What is on the Cards for the Coal Industry in 2015?

By Aleksandra Tomczak, Policy Manager,A  World Coal Association for Cornerstone

Last year the coal industry saw a number of important changes to policies and regulations, both nationally and internationally, that directly affect coal demand and the business of mining coal. Among the most important were the repeal of the carbon tax in Australia, the EPA’s CO2 emission limits on new and existing power plants in the U.S., the EU’s initial agreement on the 2030 energy and climate package, and the election of a new prime minister in India.

Following a year that saw over 40% of the world’s population voting in national elections and major new policy developments in the key coal demand and production regions, what is on the cards for the coal industry in 2015? Undoubtedly, the major event that could structure policy and regulatory developments of interest to the coal industry in 2015 is COP21 in Paris. COP21 is expected to bring about the world’s first comprehensive climate deal. In fact, some of the most important jurisdictions—including the EU, China, the U.S., Australia, South Africa, Australia, and Japan—will see national climate policies debated as part of the preparations for the international climate negotiations. This makes 2015 a year of strategic importance to the coal industry as it continues to make its case for the sustainable use of coal and cleaner coal technologies as part of the global mitigation strategy.


The international community set itself a deadline at COP21 in Paris this year to agree on a comprehensive climate deal which will, for the first time in the world’s history, cover both developed and developing countries under a single agreement. In session from 30 November until 11 December, COP21 is the concluding point of the four-year-long negotiations under the Durban Platform, established during COP17 in South Africa.

The deal can be expected to follow a bottom-up approach whereby countries make pledges that reflect their national circumstances. This differs significantly from the top-down approach adopted in the Kyoto Protocol, which had a global mitigation target and country targets allocated based on a developed/developing country division.

COP21 will structure climate and energy policy developments worldwide as governments debate and consult domestic stakeholders to define national mitigation pledges under the United Nations Framework Convention on Climate Change (UNFCCC). Although it is far from certain that COP21 will result in ambitious mitigation targets for all countries, it is certain that the national-level preparatory work will be carefully scrutinized throughout the year by stakeholders.

The United Nations climate change talks started the year off by advancing the draft text leading to COP21 in December.


In September 2014, the UN General Assembly released a set of draft Sustainable Development Goals set to be agreed upon at a special UN summit in September 2015. These goals form part of the post-2015 development framework and will replace the UN’s Millennium Development Goals. According to Benjamin Sporton, Acting Chief Executive of the World Coal Association, “It is important that the goals refer to energy access and recognize the role of cleaner fossil fuel technologies.”

[Structured data for parsing pages]
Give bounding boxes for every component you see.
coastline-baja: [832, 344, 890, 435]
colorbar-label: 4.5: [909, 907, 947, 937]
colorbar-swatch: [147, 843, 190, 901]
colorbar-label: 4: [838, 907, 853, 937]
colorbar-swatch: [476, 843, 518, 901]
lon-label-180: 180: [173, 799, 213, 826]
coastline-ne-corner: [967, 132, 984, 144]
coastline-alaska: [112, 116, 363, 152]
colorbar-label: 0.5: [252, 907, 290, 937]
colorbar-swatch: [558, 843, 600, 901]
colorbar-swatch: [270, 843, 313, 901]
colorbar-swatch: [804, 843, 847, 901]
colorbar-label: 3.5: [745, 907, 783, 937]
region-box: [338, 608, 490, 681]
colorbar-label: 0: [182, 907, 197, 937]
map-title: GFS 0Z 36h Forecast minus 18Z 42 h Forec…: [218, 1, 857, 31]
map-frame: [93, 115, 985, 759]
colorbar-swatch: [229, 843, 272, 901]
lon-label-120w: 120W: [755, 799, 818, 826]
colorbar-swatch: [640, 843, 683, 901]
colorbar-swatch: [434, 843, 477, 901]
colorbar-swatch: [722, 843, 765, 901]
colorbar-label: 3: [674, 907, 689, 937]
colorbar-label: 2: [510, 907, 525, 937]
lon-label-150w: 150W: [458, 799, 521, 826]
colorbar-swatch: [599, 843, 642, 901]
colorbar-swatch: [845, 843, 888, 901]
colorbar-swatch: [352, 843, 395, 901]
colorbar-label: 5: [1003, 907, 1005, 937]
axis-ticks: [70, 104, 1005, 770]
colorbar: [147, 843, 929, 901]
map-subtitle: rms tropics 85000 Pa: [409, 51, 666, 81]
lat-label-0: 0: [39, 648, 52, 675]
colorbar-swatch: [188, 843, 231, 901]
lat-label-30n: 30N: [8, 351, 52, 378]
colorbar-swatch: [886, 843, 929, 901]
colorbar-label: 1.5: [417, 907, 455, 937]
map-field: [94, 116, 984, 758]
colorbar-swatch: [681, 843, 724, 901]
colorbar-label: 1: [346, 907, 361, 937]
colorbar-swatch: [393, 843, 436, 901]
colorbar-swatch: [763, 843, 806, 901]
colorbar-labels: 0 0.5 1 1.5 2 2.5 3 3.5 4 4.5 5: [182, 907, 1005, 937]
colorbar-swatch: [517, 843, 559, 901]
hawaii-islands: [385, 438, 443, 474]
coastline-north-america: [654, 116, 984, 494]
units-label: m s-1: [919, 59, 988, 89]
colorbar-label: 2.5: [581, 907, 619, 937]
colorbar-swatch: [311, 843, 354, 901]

» Work order
Please extract the passage of the coal industry article starting at "COP21 will structure" and ending at "year by stakeholders.". Work from the coal industry article only, not the material.

» Output
COP21 will structure climate and energy policy developments worldwide as governments debate and consult domestic stakeholders to define national mitigation pledges under the United Nations Framework Convention on Climate Change (UNFCCC). Although it is far from certain that COP21 will result in ambitious mitigation targets for all countries, it is certain that the national-level preparatory work will be carefully scrutinized throughout the year by stakeholders.